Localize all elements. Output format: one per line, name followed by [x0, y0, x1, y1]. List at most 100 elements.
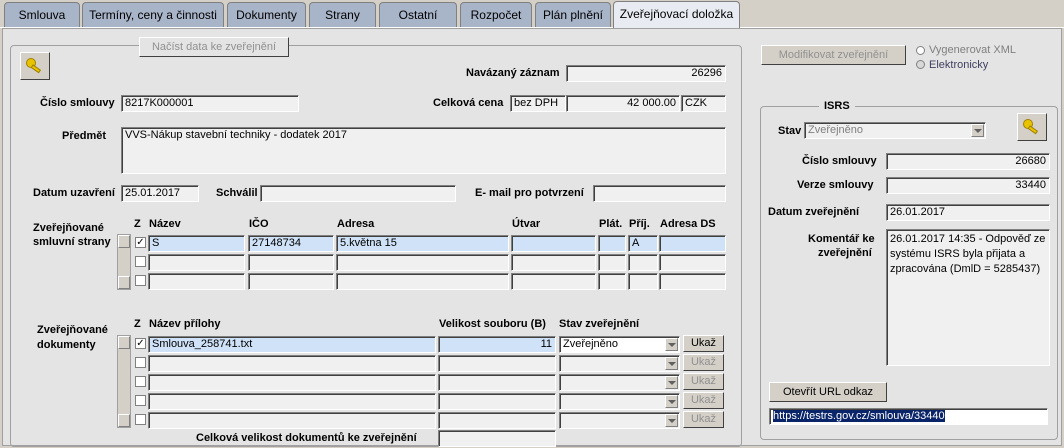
documents-header-name: Název přílohy — [149, 318, 221, 330]
party-select-checkbox[interactable] — [135, 256, 146, 267]
isrs-comment-field[interactable]: 26.01.2017 14:35 - Odpověď ze systému IS… — [886, 229, 1050, 366]
party-select-checkbox[interactable] — [135, 275, 146, 286]
party-address-ds-field[interactable] — [659, 273, 726, 290]
party-ico-field[interactable]: 27148734 — [248, 235, 334, 252]
party-name-field[interactable] — [148, 273, 245, 290]
load-data-button[interactable]: Načíst data ke zveřejnění — [139, 37, 289, 57]
document-size-field[interactable] — [438, 393, 556, 410]
documents-scrollbar[interactable] — [117, 335, 131, 428]
tab-plan-plneni[interactable]: Plán plnění — [535, 2, 611, 27]
document-select-checkbox[interactable] — [135, 357, 146, 368]
documents-header-status: Stav zveřejnění — [559, 318, 640, 330]
tab-smlouva[interactable]: Smlouva — [4, 2, 80, 27]
party-select-checkbox[interactable]: ✓ — [135, 237, 146, 248]
party-recipient-field[interactable]: A — [628, 235, 658, 252]
tab-terminy[interactable]: Termíny, ceny a činnosti — [82, 2, 224, 27]
email-label: E- mail pro potvrzení — [475, 187, 584, 199]
party-address-ds-field[interactable] — [659, 254, 726, 271]
tab-zverejnovaci-dolozka[interactable]: Zveřejňovací doložka — [613, 1, 740, 29]
isrs-title: ISRS — [819, 100, 855, 112]
isrs-date-field[interactable]: 26.01.2017 — [886, 204, 1050, 221]
document-select-checkbox[interactable] — [135, 414, 146, 425]
price-value-field[interactable]: 42 000.00 — [566, 95, 680, 112]
party-payer-field[interactable] — [598, 273, 626, 290]
party-recipient-field[interactable] — [628, 254, 658, 271]
isrs-contract-number-field[interactable]: 26680 — [886, 153, 1050, 170]
party-name-field[interactable]: S — [148, 235, 245, 252]
chevron-down-icon — [665, 376, 678, 389]
party-address-field[interactable]: 5.května 15 — [336, 235, 509, 252]
isrs-state-select[interactable]: Zveřejněno — [804, 122, 986, 139]
document-name-field[interactable] — [148, 412, 436, 429]
concluded-date-field[interactable]: 25.01.2017 — [121, 185, 199, 202]
document-select-checkbox[interactable] — [135, 395, 146, 406]
radio-generate-xml[interactable] — [916, 46, 925, 55]
party-address-ds-field[interactable] — [659, 235, 726, 252]
party-ico-field[interactable] — [248, 254, 334, 271]
parties-scrollbar[interactable] — [117, 234, 131, 290]
tab-rozpocet[interactable]: Rozpočet — [460, 2, 532, 27]
document-name-field[interactable] — [148, 355, 436, 372]
parties-header-address: Adresa — [337, 218, 375, 230]
document-size-field[interactable]: 11 — [438, 336, 556, 353]
chevron-down-icon — [665, 395, 678, 408]
open-url-button[interactable]: Otevřít URL odkaz — [769, 382, 887, 402]
document-size-field[interactable] — [438, 374, 556, 391]
documents-header-size: Velikost souboru (B) — [439, 318, 546, 330]
key-icon — [1023, 119, 1039, 135]
isrs-comment-label-line2: zveřejnění — [818, 247, 872, 259]
currency-field[interactable]: CZK — [681, 95, 726, 112]
party-payer-field[interactable] — [598, 235, 626, 252]
parties-header-address-ds: Adresa DS — [660, 218, 716, 230]
document-size-field[interactable] — [438, 355, 556, 372]
document-size-field[interactable] — [438, 412, 556, 429]
contract-number-field[interactable]: 8217K000001 — [121, 95, 299, 112]
contract-number-label: Číslo smlouvy — [40, 97, 115, 109]
isrs-state-label: Stav — [778, 125, 802, 137]
document-status-select[interactable] — [559, 393, 680, 410]
radio-electronic[interactable] — [916, 60, 925, 69]
document-name-field[interactable] — [148, 393, 436, 410]
show-document-button[interactable]: Ukaž — [683, 335, 724, 352]
show-document-button[interactable]: Ukaž — [683, 354, 724, 371]
document-name-field[interactable] — [148, 374, 436, 391]
total-size-field[interactable] — [438, 430, 556, 447]
refresh-key-button[interactable] — [20, 52, 50, 80]
scroll-down-arrow[interactable] — [118, 414, 130, 427]
document-status-select[interactable] — [559, 412, 680, 429]
party-address-field[interactable] — [336, 273, 509, 290]
show-document-button[interactable]: Ukaž — [683, 392, 724, 409]
party-unit-field[interactable] — [511, 235, 596, 252]
party-ico-field[interactable] — [248, 273, 334, 290]
approved-by-field[interactable] — [260, 185, 456, 202]
email-field[interactable] — [593, 185, 726, 202]
document-name-field[interactable]: Smlouva_258741.txt — [148, 336, 436, 353]
isrs-refresh-key-button[interactable] — [1017, 113, 1047, 141]
price-type-field[interactable]: bez DPH — [510, 95, 566, 112]
party-unit-field[interactable] — [511, 254, 596, 271]
scroll-up-arrow[interactable] — [118, 336, 130, 349]
document-status-select[interactable] — [559, 355, 680, 372]
show-document-button[interactable]: Ukaž — [683, 373, 724, 390]
isrs-url-field[interactable]: https://testrs.gov.cz/smlouva/33440 — [769, 408, 1048, 425]
scroll-up-arrow[interactable] — [118, 235, 130, 248]
document-status-select[interactable]: Zveřejněno — [559, 336, 680, 353]
party-unit-field[interactable] — [511, 273, 596, 290]
party-name-field[interactable] — [148, 254, 245, 271]
linked-record-field[interactable]: 26296 — [566, 65, 726, 82]
scroll-down-arrow[interactable] — [118, 276, 130, 289]
party-recipient-field[interactable] — [628, 273, 658, 290]
modify-publication-button[interactable]: Modifikovat zveřejnění — [761, 45, 906, 65]
document-select-checkbox[interactable] — [135, 376, 146, 387]
show-document-button[interactable]: Ukaž — [683, 411, 724, 428]
document-select-checkbox[interactable]: ✓ — [135, 338, 146, 349]
document-status-select[interactable] — [559, 374, 680, 391]
isrs-version-field[interactable]: 33440 — [886, 177, 1050, 194]
tab-dokumenty[interactable]: Dokumenty — [227, 2, 306, 27]
subject-field[interactable]: VVS-Nákup stavební techniky - dodatek 20… — [121, 127, 726, 174]
chevron-down-icon — [971, 124, 984, 137]
tab-strany[interactable]: Strany — [309, 2, 376, 27]
party-payer-field[interactable] — [598, 254, 626, 271]
party-address-field[interactable] — [336, 254, 509, 271]
tab-ostatni[interactable]: Ostatní — [379, 2, 457, 27]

──────────────────────────────

### [Objective]
Can you write out the lines of the listing between the line containing "documents-header-name: Název přílohy" and the line containing "load-data-button[interactable]: Načíst data", both included, without changing anything?

### [Written answer]
documents-header-name: Název přílohy — [149, 318, 221, 330]
party-select-checkbox[interactable] — [135, 256, 146, 267]
isrs-comment-field[interactable]: 26.01.2017 14:35 - Odpověď ze systému IS… — [886, 229, 1050, 366]
party-select-checkbox[interactable] — [135, 275, 146, 286]
party-address-ds-field[interactable] — [659, 273, 726, 290]
party-ico-field[interactable]: 27148734 — [248, 235, 334, 252]
party-name-field[interactable] — [148, 273, 245, 290]
load-data-button[interactable]: Načíst data ke zveřejnění — [139, 37, 289, 57]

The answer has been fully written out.